## Data listing
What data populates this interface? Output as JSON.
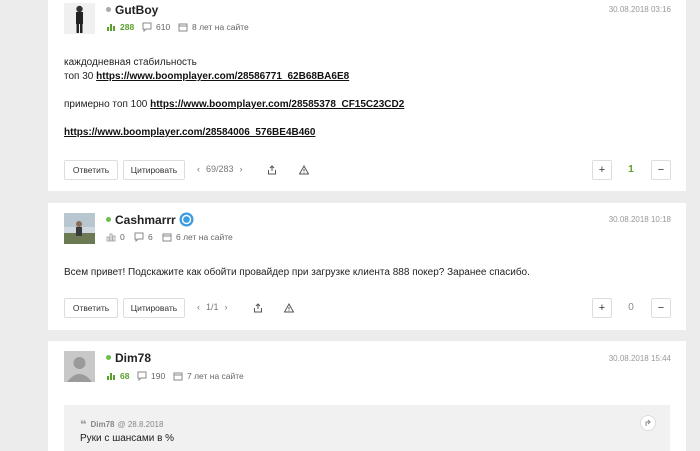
{
  "posts": [
    {
      "username": "GutBoy",
      "online_color": "#aaaaaa",
      "rating": "288",
      "messages": "610",
      "site_age": "8 лет на сайте",
      "date": "30.08.2018 03:16",
      "body": {
        "line1": "каждодневная стабильность",
        "line2_prefix": "топ 30 ",
        "link1": "https://www.boomplayer.com/28586771_62B68BA6E8",
        "line3_prefix": "примерно топ 100 ",
        "link2": "https://www.boomplayer.com/28585378_CF15C23CD2",
        "link3": "https://www.boomplayer.com/28584006_576BE4B460"
      },
      "reply_label": "Ответить",
      "quote_label": "Цитировать",
      "pager": "69/283",
      "score": "1",
      "score_color": "#5aa02c"
    },
    {
      "username": "Cashmarrr",
      "online_color": "#6cc04a",
      "rating": "0",
      "messages": "6",
      "site_age": "6 лет на сайте",
      "date": "30.08.2018 10:18",
      "body": {
        "text": "Всем привет! Подскажите как обойти провайдер при загрузке клиента 888 покер? Заранее спасибо."
      },
      "reply_label": "Ответить",
      "quote_label": "Цитировать",
      "pager": "1/1",
      "score": "0",
      "score_color": "#888888"
    },
    {
      "username": "Dim78",
      "online_color": "#6cc04a",
      "rating": "68",
      "messages": "190",
      "site_age": "7 лет на сайте",
      "date": "30.08.2018 15:44",
      "quote": {
        "author": "Dim78",
        "date": "@ 28.8.2018",
        "text": "Руки с шансами в %"
      }
    }
  ],
  "icons": {
    "rating": "bar-chart-icon",
    "messages": "speech-bubble-icon",
    "calendar": "calendar-icon",
    "share": "share-icon",
    "report": "warning-icon",
    "quote_mark": "quote-icon",
    "expand": "arrow-icon",
    "verified": "verified-badge-icon"
  }
}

## REQUIREMENTS
Identify and list each line with the word "https".

## TASK SOLUTION
        "link1": "https://www.boomplayer.com/28586771_62B68BA6E8",
        "link2": "https://www.boomplayer.com/28585378_CF15C23CD2",
        "link3": "https://www.boomplayer.com/28584006_576BE4B460"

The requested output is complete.